— EXERCICE PROPOSÉ —
Répondez, s'il vous plaît, aux questions suivantes sur le texte consacré à San Marco, qui figure ci-dessous :
(a) En quelle année les corps d'Abdon et Sennen ont-ils été placés sous l'autel ?
(b) Quel pape avait exhumé ces corps de cimetières romains suburbains ?
(c) Où Abdon et Sennen furent-ils exécutés ?

— TEXTE FOURNI —
394i Rome, San Marco

 

Sur le côté, on peut descendre dans un souterrain, ou hypogée, sous le chœur, en forme de couloir. Là, une plaque posée du temps de Pie XII signale que sous l’autel, auprès des reliques de saint Marc, ont été placés en 1474 les corps des saints martyrs perses Abdon et Sennen ainsi que ceux de plusieurs de leurs compagnons exhumés de cimetières romains suburbains par le pape Grégoire IV. Situons-nous dans le temps, Grégoire IV a régné de 827 à 844, et en 1474 nous étions sous le pontificat de Sixte IV (1471-1484).

 

Abdon et Sennen sont deux Perses qui ont vécu au troisième siècle et se sont convertis au christianisme. L’empereur Decius, Dèce en français (249-251) ayant décidé de la persécution des chrétiens dans cette région de son empire, ils furent enchaînés et emmenés ainsi, reliés l’un à l’autre, à Rome. Là, ils furent bastonnés puis exécutés au Colisée, à l’épée.

— DOCUMENTS FOURNIS —

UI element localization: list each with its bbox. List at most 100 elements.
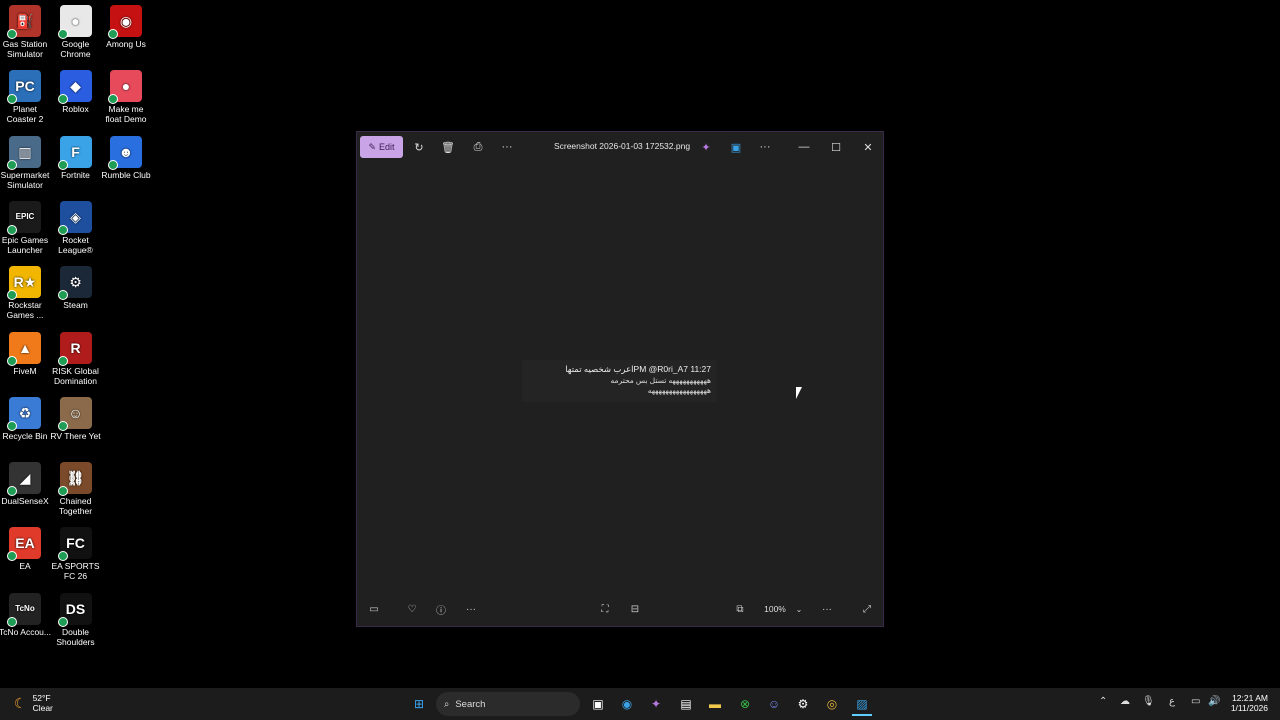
desktop-icon[interactable]: ◢ DualSenseX (0, 462, 51, 506)
image-viewport[interactable]: 11:27 PM @R0ri_A7اعرب شخصيه تمتها هههههه… (357, 162, 883, 590)
language-indicator[interactable]: ع (1169, 696, 1175, 707)
close-button[interactable]: ✕ (858, 137, 878, 157)
info-icon[interactable]: ⓘ (432, 600, 450, 618)
desktop-icon[interactable]: PC Planet Coaster 2 (0, 70, 51, 124)
copilot-taskbar-icon[interactable]: ✦ (646, 694, 666, 714)
desktop-icon[interactable]: ⛽ Gas Station Simulator (0, 5, 51, 59)
delete-icon[interactable]: 🗑 (438, 137, 458, 157)
settings-icon[interactable]: ⚙ (793, 694, 813, 714)
sync-status-icon (57, 94, 68, 105)
time-text: 12:21 AM (1232, 693, 1268, 703)
app-icon: R (57, 331, 92, 366)
search-bar[interactable]: ⌕ Search (436, 692, 580, 716)
desktop-icon[interactable]: ◈ Rocket League® (50, 200, 102, 255)
store-icon[interactable]: ▤ (676, 694, 696, 714)
app-icon: ⚙ (57, 266, 92, 301)
onedrive-icon[interactable]: ☁ (1120, 696, 1130, 707)
sync-status-icon (57, 159, 68, 170)
chevron-down-icon[interactable]: ⌄ (790, 600, 808, 618)
desktop-icon-label: Planet Coaster 2 (6, 104, 44, 125)
paint-icon[interactable]: ▣ (726, 137, 746, 157)
zoom-level[interactable]: 100% (757, 600, 793, 618)
app-icon: ◆ (57, 70, 92, 105)
sync-status-icon (57, 551, 68, 562)
desktop-icon-label: Roblox (62, 104, 89, 115)
sync-status-icon (57, 29, 68, 39)
app-icon: EPIC (7, 200, 41, 235)
desktop-icon[interactable]: ● Google Chrome (50, 5, 102, 59)
desktop-icon[interactable]: F Fortnite (50, 135, 102, 180)
desktop-icon[interactable]: ◉ Among Us (100, 5, 152, 49)
desktop-icon-label: Supermarket Simulator (0, 169, 50, 190)
fit-window-icon[interactable]: ⧉ (731, 600, 749, 618)
desktop-icon[interactable]: R★ Rockstar Games ... (0, 266, 51, 320)
photos-taskbar-icon[interactable]: ▨ (852, 694, 872, 716)
clock[interactable]: 12:21 AM 1/11/2026 (1231, 693, 1268, 713)
desktop-icon[interactable]: R RISK Global Domination (50, 331, 102, 386)
desktop-icon[interactable]: ▥ Supermarket Simulator (0, 135, 51, 190)
more-options-icon[interactable]: ··· (755, 137, 775, 157)
desktop-icon[interactable]: ♻ Recycle Bin (0, 396, 51, 441)
chrome-taskbar-icon[interactable]: ◎ (822, 694, 842, 714)
print-icon[interactable]: ⎙ (468, 137, 488, 157)
app-icon: F (57, 135, 92, 170)
photos-window: ✎ Edit ↻ 🗑 ⎙ ··· Screenshot 2026-01-03 1… (356, 131, 884, 627)
desktop-icon[interactable]: ⚙ Steam (50, 266, 102, 310)
desktop-icon-label: Chained Together (58, 496, 93, 517)
desktop-icon-label: Gas Station Simulator (2, 39, 48, 59)
rotate-icon[interactable]: ↻ (409, 137, 429, 157)
filmstrip-icon[interactable]: ▭ (365, 600, 383, 618)
start-icon[interactable]: ⊞ (409, 694, 429, 714)
edit-button[interactable]: ✎ Edit (360, 136, 403, 158)
file-explorer-icon[interactable]: ▬ (705, 694, 725, 714)
sync-status-icon (57, 355, 68, 366)
desktop-icon[interactable]: EA EA (0, 527, 51, 571)
app-icon: ⛽ (7, 5, 41, 39)
search-icon: ⌕ (444, 698, 450, 710)
more-icon[interactable]: ··· (497, 137, 517, 157)
desktop-icon[interactable]: ☻ Rumble Club (100, 135, 152, 180)
scan-icon[interactable]: ⛶ (596, 600, 614, 618)
desktop-icon-label: Double Shoulders (56, 626, 95, 647)
desktop-icon[interactable]: ⛓ Chained Together (50, 462, 102, 516)
xbox-icon[interactable]: ⊗ (735, 694, 755, 714)
desktop-icon[interactable]: EPIC Epic Games Launcher (0, 200, 51, 255)
desktop-icon[interactable]: DS Double Shoulders (50, 592, 102, 647)
task-view-icon[interactable]: ▣ (588, 694, 608, 714)
app-icon: TcNo (7, 592, 41, 627)
title-bar: ✎ Edit ↻ 🗑 ⎙ ··· Screenshot 2026-01-03 1… (357, 132, 883, 162)
sync-status-icon (7, 551, 17, 562)
fullscreen-icon[interactable]: ⤢ (858, 600, 876, 618)
app-icon: ◢ (7, 462, 41, 497)
maximize-button[interactable]: ☐ (826, 137, 846, 157)
desktop-icon[interactable]: FC EA SPORTS FC 26 (50, 527, 102, 581)
sync-status-icon (108, 159, 118, 170)
app-icon: ▲ (7, 331, 41, 366)
desktop-icon-label: Rockstar Games ... (6, 300, 44, 321)
microphone-icon[interactable]: 🎙 (1142, 696, 1155, 707)
sync-status-icon (57, 486, 68, 497)
desktop-icon[interactable]: ☺ RV There Yet (50, 396, 102, 441)
desktop-icon[interactable]: ◆ Roblox (50, 70, 102, 114)
desktop-icon[interactable]: TcNo TcNo Accou... (0, 592, 51, 637)
desktop-icon-label: DualSenseX (1, 496, 49, 507)
more-icon-bottom[interactable]: ··· (462, 600, 480, 618)
more-icon-zoom[interactable]: ··· (818, 600, 836, 618)
network-icon[interactable]: ▭ (1191, 696, 1200, 707)
volume-icon[interactable]: 🔊 (1208, 696, 1220, 707)
desktop-icon-label: Rocket League® (58, 234, 93, 255)
app-icon: EA (7, 527, 41, 562)
favorite-icon[interactable]: ♡ (403, 600, 421, 618)
sync-status-icon (108, 29, 118, 39)
app-icon: ⛓ (57, 462, 92, 497)
desktop-icon[interactable]: ▲ FiveM (0, 331, 51, 376)
discord-icon[interactable]: ☺ (764, 694, 784, 714)
minimize-button[interactable]: — (794, 137, 814, 157)
text-detect-icon[interactable]: ⊟ (626, 600, 644, 618)
edge-icon[interactable]: ◉ (617, 694, 637, 714)
desktop-icon[interactable]: ● Make me float Demo (100, 70, 152, 124)
weather-widget[interactable]: ☾ 52°F Clear (14, 693, 53, 713)
copilot-icon[interactable]: ✦ (696, 137, 716, 157)
window-title: Screenshot 2026-01-03 172532.png (553, 141, 691, 151)
chevron-up-icon[interactable]: ⌃ (1099, 696, 1107, 707)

— CORRIGÉ —
(a) En 1474.
(b) Le pape Grégoire IV.
(c) Au Colisée, à Rome.